Pick out the lines containing "title".
┄┄┄┄┄┄
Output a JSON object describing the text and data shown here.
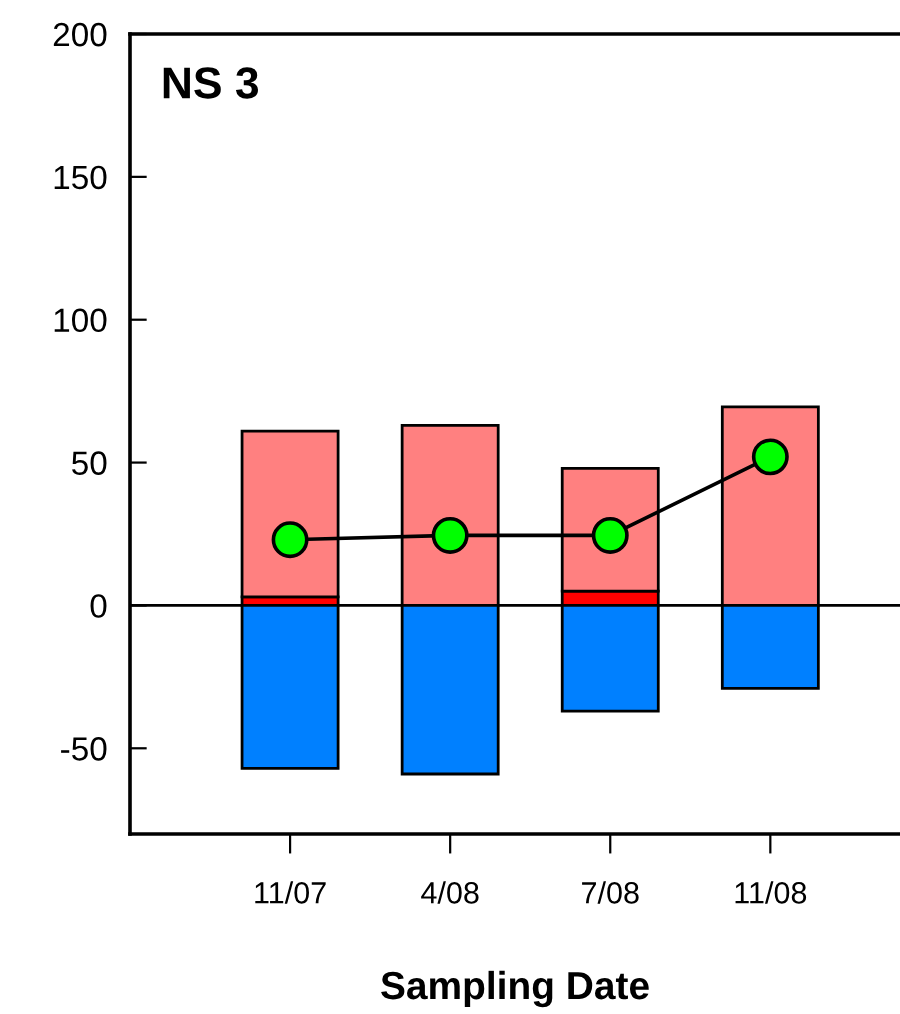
{
  "chart_data": {
    "type": "bar",
    "stacked": true,
    "title": "NS 3",
    "xlabel": "Sampling Date",
    "categories": [
      "11/07",
      "4/08",
      "7/08",
      "11/08"
    ],
    "series": [
      {
        "color": "#ff0000",
        "values": [
          3,
          null,
          5,
          null
        ]
      },
      {
        "color": "#ff8080",
        "values": [
          58,
          63,
          43,
          69.5
        ]
      },
      {
        "color": "#0080ff",
        "values": [
          -57,
          -59,
          -37,
          -29
        ]
      },
      {
        "type": "line",
        "color": "#00ff00",
        "marker": "circle",
        "values": [
          23,
          24.5,
          24.5,
          52
        ]
      }
    ],
    "ylim": [
      -80,
      200
    ],
    "yticks": [
      -50,
      0,
      50,
      100,
      150,
      200
    ],
    "ref_lines": [
      {
        "axis": "y",
        "value": 0,
        "color": "#000000"
      }
    ],
    "grid": false,
    "legend": false
  }
}
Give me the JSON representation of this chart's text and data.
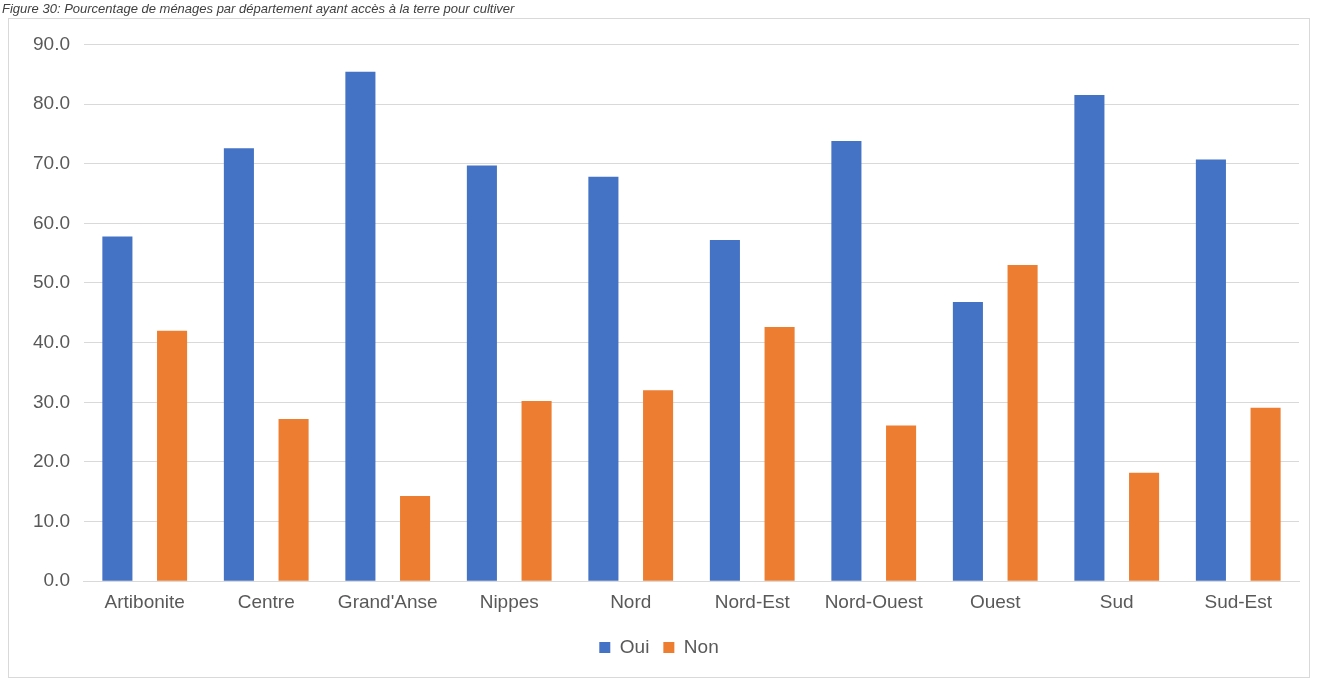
{
  "chart_data": {
    "type": "bar",
    "title": "Figure 30: Pourcentage de ménages par département ayant accès à la terre pour cultiver",
    "categories": [
      "Artibonite",
      "Centre",
      "Grand'Anse",
      "Nippes",
      "Nord",
      "Nord-Est",
      "Nord-Ouest",
      "Ouest",
      "Sud",
      "Sud-Est"
    ],
    "series": [
      {
        "name": "Oui",
        "color": "#4472c4",
        "values": [
          57.8,
          72.6,
          85.4,
          69.7,
          67.8,
          57.2,
          73.8,
          46.8,
          81.5,
          70.7
        ]
      },
      {
        "name": "Non",
        "color": "#ed7d31",
        "values": [
          42.0,
          27.2,
          14.3,
          30.2,
          32.0,
          42.6,
          26.1,
          53.0,
          18.2,
          29.1
        ]
      }
    ],
    "ylim": [
      0,
      90
    ],
    "yticks": [
      {
        "value": 0,
        "label": "0.0"
      },
      {
        "value": 10,
        "label": "10.0"
      },
      {
        "value": 20,
        "label": "20.0"
      },
      {
        "value": 30,
        "label": "30.0"
      },
      {
        "value": 40,
        "label": "40.0"
      },
      {
        "value": 50,
        "label": "50.0"
      },
      {
        "value": 60,
        "label": "60.0"
      },
      {
        "value": 70,
        "label": "70.0"
      },
      {
        "value": 80,
        "label": "80.0"
      },
      {
        "value": 90,
        "label": "90.0"
      }
    ],
    "grid": "y",
    "legend": "bottom"
  }
}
┄┄┄┄┄┄
▸ **Task response**
    "title": "NS 3",
    "title": "Figure 30: Pourcentage de ménages par département ayant accès à la terre pour cultiver",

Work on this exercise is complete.